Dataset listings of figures

════

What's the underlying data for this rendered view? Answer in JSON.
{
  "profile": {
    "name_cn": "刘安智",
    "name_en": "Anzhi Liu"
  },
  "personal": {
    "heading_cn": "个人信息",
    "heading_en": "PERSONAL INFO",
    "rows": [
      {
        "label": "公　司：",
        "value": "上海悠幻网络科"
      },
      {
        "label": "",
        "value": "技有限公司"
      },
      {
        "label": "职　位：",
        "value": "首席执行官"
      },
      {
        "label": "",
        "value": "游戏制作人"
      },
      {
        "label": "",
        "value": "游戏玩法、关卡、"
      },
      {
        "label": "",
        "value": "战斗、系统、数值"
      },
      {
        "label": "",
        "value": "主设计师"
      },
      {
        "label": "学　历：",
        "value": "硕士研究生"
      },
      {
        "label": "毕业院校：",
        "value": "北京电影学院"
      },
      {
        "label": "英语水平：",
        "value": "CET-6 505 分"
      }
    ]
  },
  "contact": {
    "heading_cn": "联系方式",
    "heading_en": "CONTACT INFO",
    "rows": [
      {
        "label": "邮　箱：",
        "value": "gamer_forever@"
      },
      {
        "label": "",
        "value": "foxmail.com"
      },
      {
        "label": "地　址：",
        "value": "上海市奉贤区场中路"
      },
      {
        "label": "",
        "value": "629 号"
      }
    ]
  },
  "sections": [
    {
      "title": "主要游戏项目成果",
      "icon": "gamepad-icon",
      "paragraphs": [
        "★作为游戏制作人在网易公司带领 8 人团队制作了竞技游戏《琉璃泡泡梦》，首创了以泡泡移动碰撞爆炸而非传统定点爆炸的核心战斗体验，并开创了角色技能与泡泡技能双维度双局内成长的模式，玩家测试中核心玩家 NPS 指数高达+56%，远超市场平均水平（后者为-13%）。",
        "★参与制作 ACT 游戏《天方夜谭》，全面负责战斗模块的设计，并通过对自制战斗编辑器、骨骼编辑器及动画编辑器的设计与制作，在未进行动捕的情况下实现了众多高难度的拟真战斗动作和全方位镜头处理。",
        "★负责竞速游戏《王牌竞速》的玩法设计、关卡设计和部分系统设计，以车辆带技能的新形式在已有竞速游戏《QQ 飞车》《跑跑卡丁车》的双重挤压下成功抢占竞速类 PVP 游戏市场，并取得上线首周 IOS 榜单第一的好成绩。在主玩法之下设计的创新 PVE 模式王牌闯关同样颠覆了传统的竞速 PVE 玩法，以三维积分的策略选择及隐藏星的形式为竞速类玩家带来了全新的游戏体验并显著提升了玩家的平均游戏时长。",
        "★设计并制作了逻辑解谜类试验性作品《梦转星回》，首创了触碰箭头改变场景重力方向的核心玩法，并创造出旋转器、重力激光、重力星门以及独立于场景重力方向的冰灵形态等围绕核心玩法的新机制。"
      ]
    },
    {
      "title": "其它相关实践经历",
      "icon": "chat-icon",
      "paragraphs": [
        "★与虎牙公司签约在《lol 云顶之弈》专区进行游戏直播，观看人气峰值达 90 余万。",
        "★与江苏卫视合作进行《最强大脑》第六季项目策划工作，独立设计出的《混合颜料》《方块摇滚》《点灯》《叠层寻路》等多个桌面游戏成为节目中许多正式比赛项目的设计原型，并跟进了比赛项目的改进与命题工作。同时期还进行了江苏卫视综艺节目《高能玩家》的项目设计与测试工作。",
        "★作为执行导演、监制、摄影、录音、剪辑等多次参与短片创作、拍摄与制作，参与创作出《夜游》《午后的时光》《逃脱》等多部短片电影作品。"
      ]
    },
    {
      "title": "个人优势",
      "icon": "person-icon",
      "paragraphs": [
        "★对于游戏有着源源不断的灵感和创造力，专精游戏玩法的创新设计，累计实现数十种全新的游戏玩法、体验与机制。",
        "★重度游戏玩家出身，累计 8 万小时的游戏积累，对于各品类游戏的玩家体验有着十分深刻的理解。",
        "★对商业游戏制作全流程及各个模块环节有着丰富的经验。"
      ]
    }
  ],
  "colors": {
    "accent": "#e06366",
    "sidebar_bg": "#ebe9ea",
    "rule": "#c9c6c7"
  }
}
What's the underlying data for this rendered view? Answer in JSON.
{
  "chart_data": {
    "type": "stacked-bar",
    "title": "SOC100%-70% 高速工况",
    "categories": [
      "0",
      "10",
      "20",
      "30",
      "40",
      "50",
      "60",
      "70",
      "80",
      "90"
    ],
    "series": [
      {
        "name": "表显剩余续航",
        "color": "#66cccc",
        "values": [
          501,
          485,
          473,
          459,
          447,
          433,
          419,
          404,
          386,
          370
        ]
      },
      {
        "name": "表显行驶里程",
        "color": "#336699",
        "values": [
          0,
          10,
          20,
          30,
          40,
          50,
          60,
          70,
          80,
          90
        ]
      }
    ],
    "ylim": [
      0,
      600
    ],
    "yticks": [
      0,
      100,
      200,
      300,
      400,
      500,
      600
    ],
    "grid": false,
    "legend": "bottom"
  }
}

════

STATED TASK: Print out every entry, keeping each one exact.

RESULT OF THE TASK:
What's the underlying data for this rendered view? Answer in JSON.
{
  "profile": {
    "name_cn": "刘安智",
    "name_en": "Anzhi Liu"
  },
  "personal": {
    "heading_cn": "个人信息",
    "heading_en": "PERSONAL INFO",
    "rows": [
      {
        "label": "公　司：",
        "value": "上海悠幻网络科"
      },
      {
        "label": "",
        "value": "技有限公司"
      },
      {
        "label": "职　位：",
        "value": "首席执行官"
      },
      {
        "label": "",
        "value": "游戏制作人"
      },
      {
        "label": "",
        "value": "游戏玩法、关卡、"
      },
      {
        "label": "",
        "value": "战斗、系统、数值"
      },
      {
        "label": "",
        "value": "主设计师"
      },
      {
        "label": "学　历：",
        "value": "硕士研究生"
      },
      {
        "label": "毕业院校：",
        "value": "北京电影学院"
      },
      {
        "label": "英语水平：",
        "value": "CET-6 505 分"
      }
    ]
  },
  "contact": {
    "heading_cn": "联系方式",
    "heading_en": "CONTACT INFO",
    "rows": [
      {
        "label": "邮　箱：",
        "value": "gamer_forever@"
      },
      {
        "label": "",
        "value": "foxmail.com"
      },
      {
        "label": "地　址：",
        "value": "上海市奉贤区场中路"
      },
      {
        "label": "",
        "value": "629 号"
      }
    ]
  },
  "sections": [
    {
      "title": "主要游戏项目成果",
      "icon": "gamepad-icon",
      "paragraphs": [
        "★作为游戏制作人在网易公司带领 8 人团队制作了竞技游戏《琉璃泡泡梦》，首创了以泡泡移动碰撞爆炸而非传统定点爆炸的核心战斗体验，并开创了角色技能与泡泡技能双维度双局内成长的模式，玩家测试中核心玩家 NPS 指数高达+56%，远超市场平均水平（后者为-13%）。",
        "★参与制作 ACT 游戏《天方夜谭》，全面负责战斗模块的设计，并通过对自制战斗编辑器、骨骼编辑器及动画编辑器的设计与制作，在未进行动捕的情况下实现了众多高难度的拟真战斗动作和全方位镜头处理。",
        "★负责竞速游戏《王牌竞速》的玩法设计、关卡设计和部分系统设计，以车辆带技能的新形式在已有竞速游戏《QQ 飞车》《跑跑卡丁车》的双重挤压下成功抢占竞速类 PVP 游戏市场，并取得上线首周 IOS 榜单第一的好成绩。在主玩法之下设计的创新 PVE 模式王牌闯关同样颠覆了传统的竞速 PVE 玩法，以三维积分的策略选择及隐藏星的形式为竞速类玩家带来了全新的游戏体验并显著提升了玩家的平均游戏时长。",
        "★设计并制作了逻辑解谜类试验性作品《梦转星回》，首创了触碰箭头改变场景重力方向的核心玩法，并创造出旋转器、重力激光、重力星门以及独立于场景重力方向的冰灵形态等围绕核心玩法的新机制。"
      ]
    },
    {
      "title": "其它相关实践经历",
      "icon": "chat-icon",
      "paragraphs": [
        "★与虎牙公司签约在《lol 云顶之弈》专区进行游戏直播，观看人气峰值达 90 余万。",
        "★与江苏卫视合作进行《最强大脑》第六季项目策划工作，独立设计出的《混合颜料》《方块摇滚》《点灯》《叠层寻路》等多个桌面游戏成为节目中许多正式比赛项目的设计原型，并跟进了比赛项目的改进与命题工作。同时期还进行了江苏卫视综艺节目《高能玩家》的项目设计与测试工作。",
        "★作为执行导演、监制、摄影、录音、剪辑等多次参与短片创作、拍摄与制作，参与创作出《夜游》《午后的时光》《逃脱》等多部短片电影作品。"
      ]
    },
    {
      "title": "个人优势",
      "icon": "person-icon",
      "paragraphs": [
        "★对于游戏有着源源不断的灵感和创造力，专精游戏玩法的创新设计，累计实现数十种全新的游戏玩法、体验与机制。",
        "★重度游戏玩家出身，累计 8 万小时的游戏积累，对于各品类游戏的玩家体验有着十分深刻的理解。",
        "★对商业游戏制作全流程及各个模块环节有着丰富的经验。"
      ]
    }
  ],
  "colors": {
    "accent": "#e06366",
    "sidebar_bg": "#ebe9ea",
    "rule": "#c9c6c7"
  }
}
What's the underlying data for this rendered view? Answer in JSON.
{
  "chart_data": {
    "type": "stacked-bar",
    "title": "SOC100%-70% 高速工况",
    "categories": [
      "0",
      "10",
      "20",
      "30",
      "40",
      "50",
      "60",
      "70",
      "80",
      "90"
    ],
    "series": [
      {
        "name": "表显剩余续航",
        "color": "#66cccc",
        "values": [
          501,
          485,
          473,
          459,
          447,
          433,
          419,
          404,
          386,
          370
        ]
      },
      {
        "name": "表显行驶里程",
        "color": "#336699",
        "values": [
          0,
          10,
          20,
          30,
          40,
          50,
          60,
          70,
          80,
          90
        ]
      }
    ],
    "ylim": [
      0,
      600
    ],
    "yticks": [
      0,
      100,
      200,
      300,
      400,
      500,
      600
    ],
    "grid": false,
    "legend": "bottom"
  }
}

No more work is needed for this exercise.